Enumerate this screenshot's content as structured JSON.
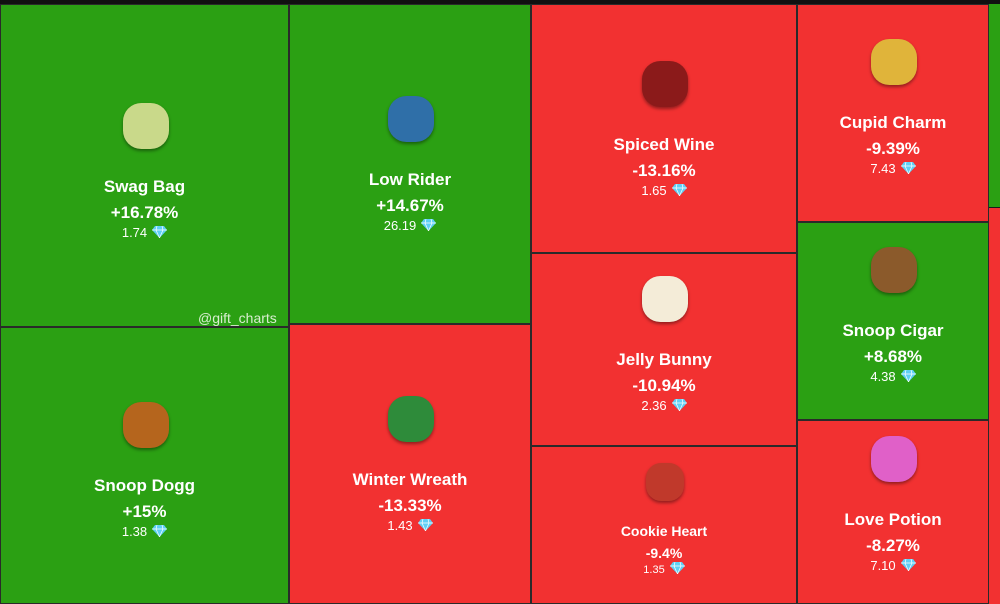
{
  "tiles": [
    {
      "name": "Swag Bag",
      "change": "+16.78%",
      "price": "1.74",
      "color": "#2ba013"
    },
    {
      "name": "Low Rider",
      "change": "+14.67%",
      "price": "26.19",
      "color": "#2ba013"
    },
    {
      "name": "Snoop Dogg",
      "change": "+15%",
      "price": "1.38",
      "color": "#2ba013"
    },
    {
      "name": "Winter Wreath",
      "change": "-13.33%",
      "price": "1.43",
      "color": "#f23131"
    },
    {
      "name": "Spiced Wine",
      "change": "-13.16%",
      "price": "1.65",
      "color": "#f23131"
    },
    {
      "name": "Jelly Bunny",
      "change": "-10.94%",
      "price": "2.36",
      "color": "#f23131"
    },
    {
      "name": "Cookie Heart",
      "change": "-9.4%",
      "price": "1.35",
      "color": "#f23131"
    },
    {
      "name": "Cupid Charm",
      "change": "-9.39%",
      "price": "7.43",
      "color": "#f23131"
    },
    {
      "name": "Snoop Cigar",
      "change": "+8.68%",
      "price": "4.38",
      "color": "#2ba013"
    },
    {
      "name": "Love Potion",
      "change": "-8.27%",
      "price": "7.10",
      "color": "#f23131"
    }
  ],
  "watermark": "@gift_charts"
}
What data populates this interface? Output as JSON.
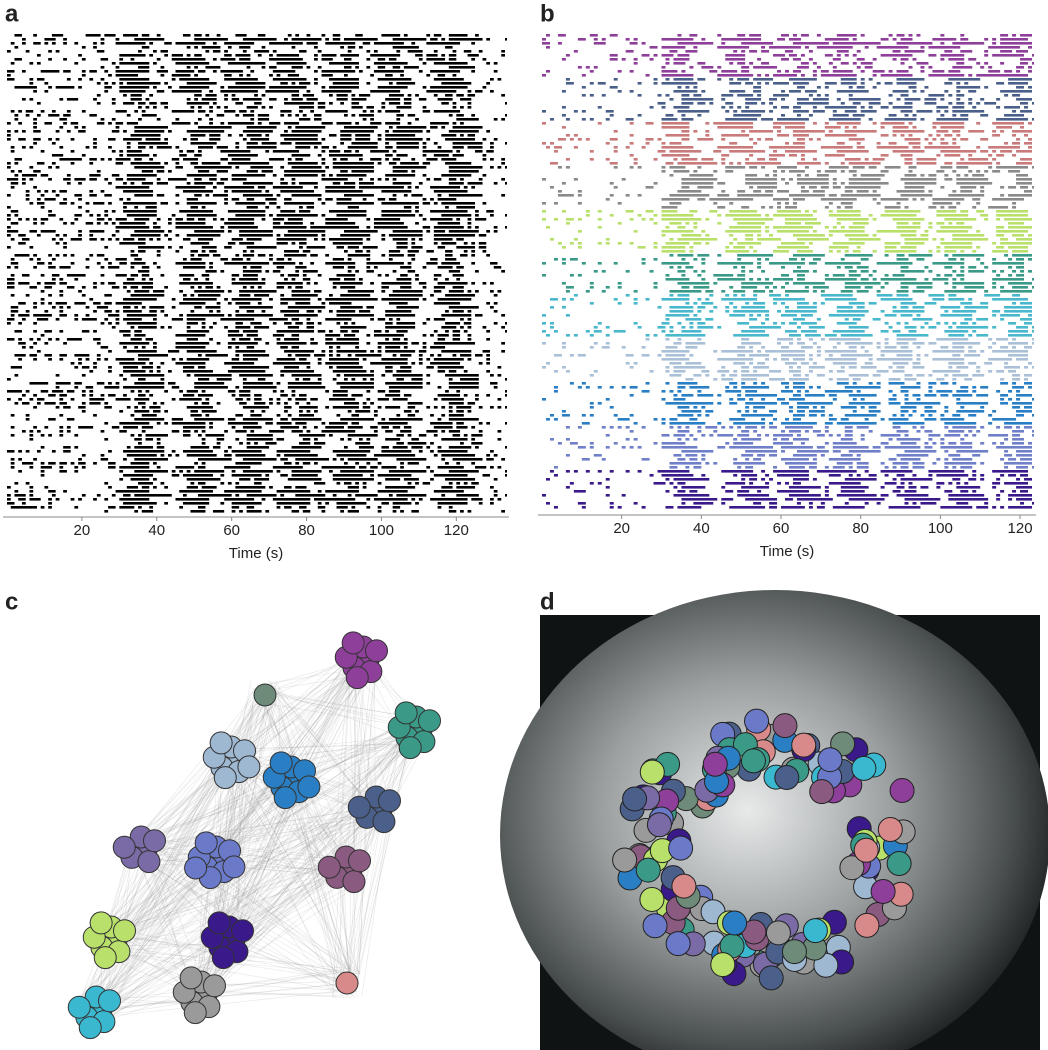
{
  "chart_data": [
    {
      "type": "raster",
      "label": "a",
      "xlabel": "Time (s)",
      "xlim": [
        0,
        133
      ],
      "xticks": [
        20,
        40,
        60,
        80,
        100,
        120
      ],
      "color": "#000000"
    },
    {
      "type": "raster",
      "label": "b",
      "xlabel": "Time (s)",
      "xlim": [
        0,
        123
      ],
      "xticks": [
        20,
        40,
        60,
        80,
        100,
        120
      ],
      "colors": [
        "#8e3f9a",
        "#4a5f8a",
        "#c97a7a",
        "#8a8a8a",
        "#b8e06a",
        "#3a9a87",
        "#4ab8cc",
        "#a9c0d8",
        "#2a7fc4",
        "#7080c8",
        "#3a1a8a"
      ]
    }
  ],
  "diagrams": [
    {
      "label": "c"
    },
    {
      "label": "d"
    }
  ]
}
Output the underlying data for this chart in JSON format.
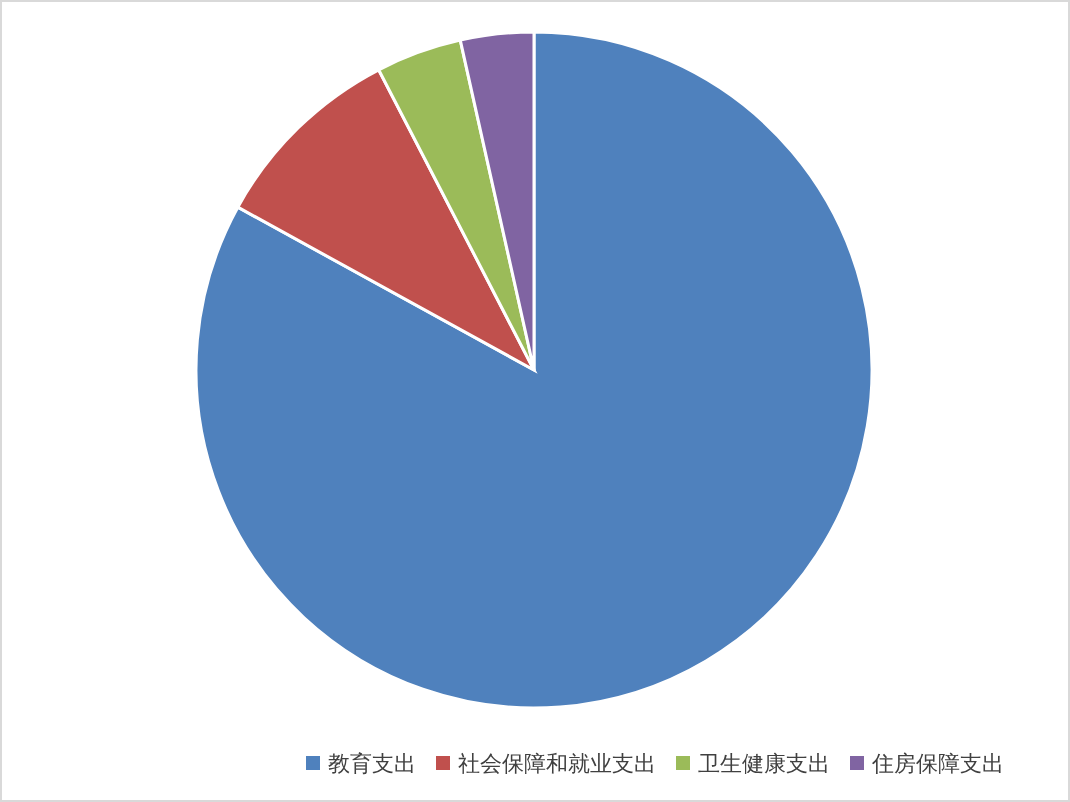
{
  "chart_data": {
    "type": "pie",
    "categories": [
      "教育支出",
      "社会保障和就业支出",
      "卫生健康支出",
      "住房保障支出"
    ],
    "values": [
      83.0,
      9.4,
      4.1,
      3.5
    ],
    "colors": [
      "#4f81bd",
      "#c0504d",
      "#9bbb59",
      "#8064a2"
    ],
    "legend": "bottom"
  }
}
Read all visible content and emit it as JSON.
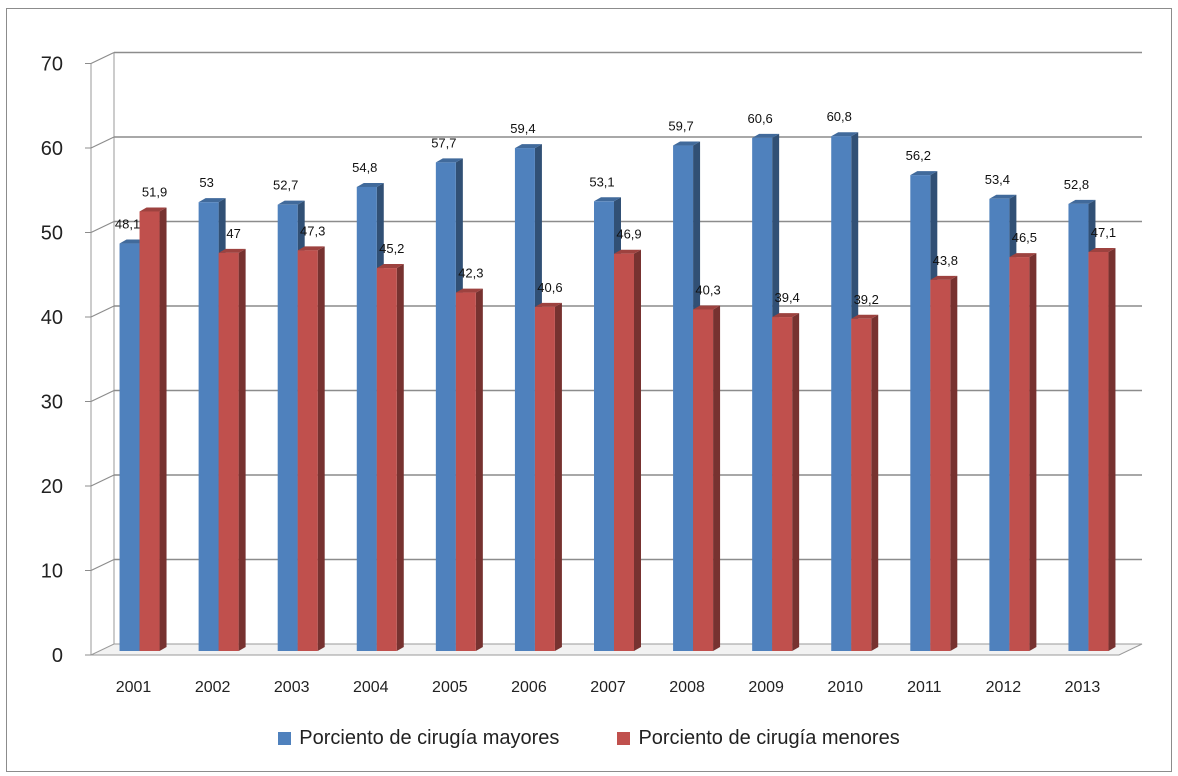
{
  "chart_data": {
    "type": "bar",
    "title": "",
    "xlabel": "",
    "ylabel": "",
    "ylim": [
      0,
      70
    ],
    "yticks": [
      "0",
      "10",
      "20",
      "30",
      "40",
      "50",
      "60",
      "70"
    ],
    "grid": true,
    "legend_position": "bottom",
    "categories": [
      "2001",
      "2002",
      "2003",
      "2004",
      "2005",
      "2006",
      "2007",
      "2008",
      "2009",
      "2010",
      "2011",
      "2012",
      "2013"
    ],
    "series": [
      {
        "name": "Porciento de cirugía mayores",
        "color": "#4f81bd",
        "values": [
          48.1,
          53,
          52.7,
          54.8,
          57.7,
          59.4,
          53.1,
          59.7,
          60.6,
          60.8,
          56.2,
          53.4,
          52.8
        ],
        "labels": [
          "48,1",
          "53",
          "52,7",
          "54,8",
          "57,7",
          "59,4",
          "53,1",
          "59,7",
          "60,6",
          "60,8",
          "56,2",
          "53,4",
          "52,8"
        ]
      },
      {
        "name": "Porciento de cirugía menores",
        "color": "#c0504d",
        "values": [
          51.9,
          47,
          47.3,
          45.2,
          42.3,
          40.6,
          46.9,
          40.3,
          39.4,
          39.2,
          43.8,
          46.5,
          47.1
        ],
        "labels": [
          "51,9",
          "47",
          "47,3",
          "45,2",
          "42,3",
          "40,6",
          "46,9",
          "40,3",
          "39,4",
          "39,2",
          "43,8",
          "46,5",
          "47,1"
        ]
      }
    ]
  }
}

## [Exercise requirements]
Copy out all lines that carry the word "content".

## [Result]
Enumerate this screenshot's content as structured JSON.
Read all visible content and emit it as JSON.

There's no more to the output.